▶ Problem description: Scan the lines below for the string "дизельного" and copy every one that has it.

· · · · · · ·

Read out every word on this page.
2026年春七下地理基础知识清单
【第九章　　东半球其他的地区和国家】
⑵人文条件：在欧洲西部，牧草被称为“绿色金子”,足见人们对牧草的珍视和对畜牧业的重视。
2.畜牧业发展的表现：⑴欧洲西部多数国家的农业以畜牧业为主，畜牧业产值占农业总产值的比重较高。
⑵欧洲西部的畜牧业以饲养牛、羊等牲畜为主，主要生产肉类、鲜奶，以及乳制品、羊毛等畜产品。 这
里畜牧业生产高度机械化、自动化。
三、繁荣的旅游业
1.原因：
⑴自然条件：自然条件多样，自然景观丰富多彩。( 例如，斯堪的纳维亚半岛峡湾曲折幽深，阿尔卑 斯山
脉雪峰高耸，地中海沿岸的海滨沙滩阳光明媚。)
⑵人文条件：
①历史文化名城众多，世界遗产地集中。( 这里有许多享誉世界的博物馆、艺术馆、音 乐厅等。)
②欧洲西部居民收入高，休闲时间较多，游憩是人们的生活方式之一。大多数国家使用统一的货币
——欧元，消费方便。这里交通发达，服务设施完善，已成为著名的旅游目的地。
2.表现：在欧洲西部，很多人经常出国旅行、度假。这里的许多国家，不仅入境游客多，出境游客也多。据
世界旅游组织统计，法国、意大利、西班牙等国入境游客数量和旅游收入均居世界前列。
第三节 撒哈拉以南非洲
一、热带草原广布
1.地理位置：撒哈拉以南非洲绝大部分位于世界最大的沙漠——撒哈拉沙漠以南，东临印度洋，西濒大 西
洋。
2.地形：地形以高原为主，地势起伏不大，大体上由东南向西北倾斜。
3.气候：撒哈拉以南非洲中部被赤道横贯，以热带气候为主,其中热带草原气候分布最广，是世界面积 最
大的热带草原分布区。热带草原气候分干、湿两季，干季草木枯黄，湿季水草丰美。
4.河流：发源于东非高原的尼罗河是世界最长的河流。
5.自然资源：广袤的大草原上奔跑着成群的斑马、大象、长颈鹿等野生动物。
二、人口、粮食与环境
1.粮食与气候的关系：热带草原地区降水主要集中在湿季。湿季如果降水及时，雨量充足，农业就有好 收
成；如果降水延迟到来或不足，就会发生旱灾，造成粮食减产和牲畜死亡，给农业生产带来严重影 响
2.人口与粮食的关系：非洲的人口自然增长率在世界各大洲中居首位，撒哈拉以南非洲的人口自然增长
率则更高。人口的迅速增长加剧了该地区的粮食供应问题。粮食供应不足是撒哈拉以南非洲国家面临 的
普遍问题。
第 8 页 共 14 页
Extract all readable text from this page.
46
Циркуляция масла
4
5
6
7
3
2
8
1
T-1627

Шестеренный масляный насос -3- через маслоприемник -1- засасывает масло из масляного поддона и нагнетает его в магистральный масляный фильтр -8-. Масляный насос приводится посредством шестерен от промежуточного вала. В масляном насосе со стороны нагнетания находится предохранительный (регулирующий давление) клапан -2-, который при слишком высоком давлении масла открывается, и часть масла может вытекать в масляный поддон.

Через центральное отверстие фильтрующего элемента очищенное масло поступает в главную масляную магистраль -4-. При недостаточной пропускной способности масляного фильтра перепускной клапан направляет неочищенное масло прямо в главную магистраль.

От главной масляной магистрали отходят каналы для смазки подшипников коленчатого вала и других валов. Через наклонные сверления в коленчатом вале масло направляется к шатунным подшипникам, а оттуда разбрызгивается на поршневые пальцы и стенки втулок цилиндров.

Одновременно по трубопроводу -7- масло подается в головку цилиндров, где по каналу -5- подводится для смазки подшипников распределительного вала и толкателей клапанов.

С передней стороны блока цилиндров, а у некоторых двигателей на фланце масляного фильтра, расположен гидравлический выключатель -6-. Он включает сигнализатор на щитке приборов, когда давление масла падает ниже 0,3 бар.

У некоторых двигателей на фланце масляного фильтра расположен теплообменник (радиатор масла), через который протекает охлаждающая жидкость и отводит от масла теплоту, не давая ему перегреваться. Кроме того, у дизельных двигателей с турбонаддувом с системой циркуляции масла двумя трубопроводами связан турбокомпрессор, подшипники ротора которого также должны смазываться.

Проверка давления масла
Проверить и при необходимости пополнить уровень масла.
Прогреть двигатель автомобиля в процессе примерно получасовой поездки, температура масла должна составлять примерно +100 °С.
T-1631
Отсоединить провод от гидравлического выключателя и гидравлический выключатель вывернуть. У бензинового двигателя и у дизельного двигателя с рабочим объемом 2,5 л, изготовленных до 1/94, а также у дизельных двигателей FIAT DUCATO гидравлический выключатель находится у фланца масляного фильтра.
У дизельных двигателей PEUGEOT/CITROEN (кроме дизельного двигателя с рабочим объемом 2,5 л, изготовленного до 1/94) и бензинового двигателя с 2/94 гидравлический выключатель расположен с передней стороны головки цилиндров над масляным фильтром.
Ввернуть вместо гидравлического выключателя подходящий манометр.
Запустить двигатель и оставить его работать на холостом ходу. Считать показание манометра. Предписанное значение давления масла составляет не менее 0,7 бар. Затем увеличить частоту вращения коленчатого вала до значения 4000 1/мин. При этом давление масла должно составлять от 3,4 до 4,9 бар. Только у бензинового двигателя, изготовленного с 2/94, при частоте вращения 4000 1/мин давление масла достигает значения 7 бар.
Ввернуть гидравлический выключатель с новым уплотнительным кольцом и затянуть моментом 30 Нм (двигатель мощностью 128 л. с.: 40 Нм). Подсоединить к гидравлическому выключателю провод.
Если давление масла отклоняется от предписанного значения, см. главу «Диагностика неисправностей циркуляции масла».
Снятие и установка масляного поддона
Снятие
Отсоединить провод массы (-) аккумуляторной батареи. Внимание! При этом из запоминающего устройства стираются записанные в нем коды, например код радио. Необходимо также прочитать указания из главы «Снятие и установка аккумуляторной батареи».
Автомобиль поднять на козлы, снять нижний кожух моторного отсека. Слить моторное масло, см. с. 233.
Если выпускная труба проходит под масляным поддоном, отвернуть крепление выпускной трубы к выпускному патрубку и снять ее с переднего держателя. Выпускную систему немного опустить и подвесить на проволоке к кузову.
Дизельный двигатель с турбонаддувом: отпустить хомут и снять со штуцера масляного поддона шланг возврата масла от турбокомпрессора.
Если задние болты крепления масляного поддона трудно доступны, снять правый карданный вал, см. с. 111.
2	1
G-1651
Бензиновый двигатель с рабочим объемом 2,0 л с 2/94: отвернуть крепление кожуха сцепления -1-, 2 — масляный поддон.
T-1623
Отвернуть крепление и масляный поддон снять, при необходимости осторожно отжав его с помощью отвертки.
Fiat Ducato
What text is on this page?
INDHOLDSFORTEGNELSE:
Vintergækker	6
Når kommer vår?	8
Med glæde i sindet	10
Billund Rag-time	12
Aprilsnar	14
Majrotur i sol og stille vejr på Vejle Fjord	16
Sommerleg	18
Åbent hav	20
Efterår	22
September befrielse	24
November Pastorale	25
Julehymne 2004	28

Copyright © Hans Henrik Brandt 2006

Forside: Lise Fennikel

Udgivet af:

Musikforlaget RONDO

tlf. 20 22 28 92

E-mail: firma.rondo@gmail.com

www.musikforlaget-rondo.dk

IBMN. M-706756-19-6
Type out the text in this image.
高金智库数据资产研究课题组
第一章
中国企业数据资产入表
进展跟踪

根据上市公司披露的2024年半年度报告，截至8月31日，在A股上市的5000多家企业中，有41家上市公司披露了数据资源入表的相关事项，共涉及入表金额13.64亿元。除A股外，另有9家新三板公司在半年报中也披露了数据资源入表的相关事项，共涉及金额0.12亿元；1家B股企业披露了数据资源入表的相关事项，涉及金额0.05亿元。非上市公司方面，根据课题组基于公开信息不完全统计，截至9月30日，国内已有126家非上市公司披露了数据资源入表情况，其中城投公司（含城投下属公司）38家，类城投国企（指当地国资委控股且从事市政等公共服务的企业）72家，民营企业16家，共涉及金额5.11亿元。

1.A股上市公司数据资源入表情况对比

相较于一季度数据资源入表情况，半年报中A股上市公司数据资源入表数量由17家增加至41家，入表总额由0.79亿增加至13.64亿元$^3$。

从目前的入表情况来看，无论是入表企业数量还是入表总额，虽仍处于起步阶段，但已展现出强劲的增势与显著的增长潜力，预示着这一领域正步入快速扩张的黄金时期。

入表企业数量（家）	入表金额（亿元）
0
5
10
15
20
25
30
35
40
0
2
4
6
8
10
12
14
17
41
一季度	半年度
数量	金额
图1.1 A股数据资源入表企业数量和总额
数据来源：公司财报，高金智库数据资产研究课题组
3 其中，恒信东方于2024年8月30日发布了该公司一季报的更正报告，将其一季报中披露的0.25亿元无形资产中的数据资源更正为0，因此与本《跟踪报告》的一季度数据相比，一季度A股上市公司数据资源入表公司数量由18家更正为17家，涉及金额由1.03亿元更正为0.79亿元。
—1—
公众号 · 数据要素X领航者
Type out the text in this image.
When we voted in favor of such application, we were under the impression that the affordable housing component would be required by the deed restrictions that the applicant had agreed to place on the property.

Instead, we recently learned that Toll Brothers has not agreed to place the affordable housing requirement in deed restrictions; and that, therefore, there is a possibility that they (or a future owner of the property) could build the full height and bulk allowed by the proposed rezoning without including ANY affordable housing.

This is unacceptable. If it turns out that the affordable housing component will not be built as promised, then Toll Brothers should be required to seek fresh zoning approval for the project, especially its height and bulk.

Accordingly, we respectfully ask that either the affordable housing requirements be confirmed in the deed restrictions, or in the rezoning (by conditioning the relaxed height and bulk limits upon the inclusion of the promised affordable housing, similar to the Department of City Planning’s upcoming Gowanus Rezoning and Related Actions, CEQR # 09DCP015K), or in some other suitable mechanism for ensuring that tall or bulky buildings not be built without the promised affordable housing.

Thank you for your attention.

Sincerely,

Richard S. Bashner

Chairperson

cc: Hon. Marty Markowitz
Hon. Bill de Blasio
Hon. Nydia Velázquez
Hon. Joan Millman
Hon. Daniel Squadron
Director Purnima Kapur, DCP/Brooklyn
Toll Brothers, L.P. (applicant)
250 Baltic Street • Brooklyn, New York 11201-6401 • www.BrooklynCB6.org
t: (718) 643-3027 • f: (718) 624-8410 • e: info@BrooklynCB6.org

· · · · · · ·

▶ Answer to the exercise:
Отсоединить провод от гидравлического выключателя и гидравлический выключатель вывернуть. У бензинового двигателя и у дизельного двигателя с рабочим объемом 2,5 л, изготовленных до 1/94, а также у дизельных двигателей FIAT DUCATO гидравлический выключатель находится у фланца масляного фильтра.
У дизельных двигателей PEUGEOT/CITROEN (кроме дизельного двигателя с рабочим объемом 2,5 л, изготовленного до 1/94) и бензинового двигателя с 2/94 гидравлический выключатель расположен с передней стороны головки цилиндров над масляным фильтром.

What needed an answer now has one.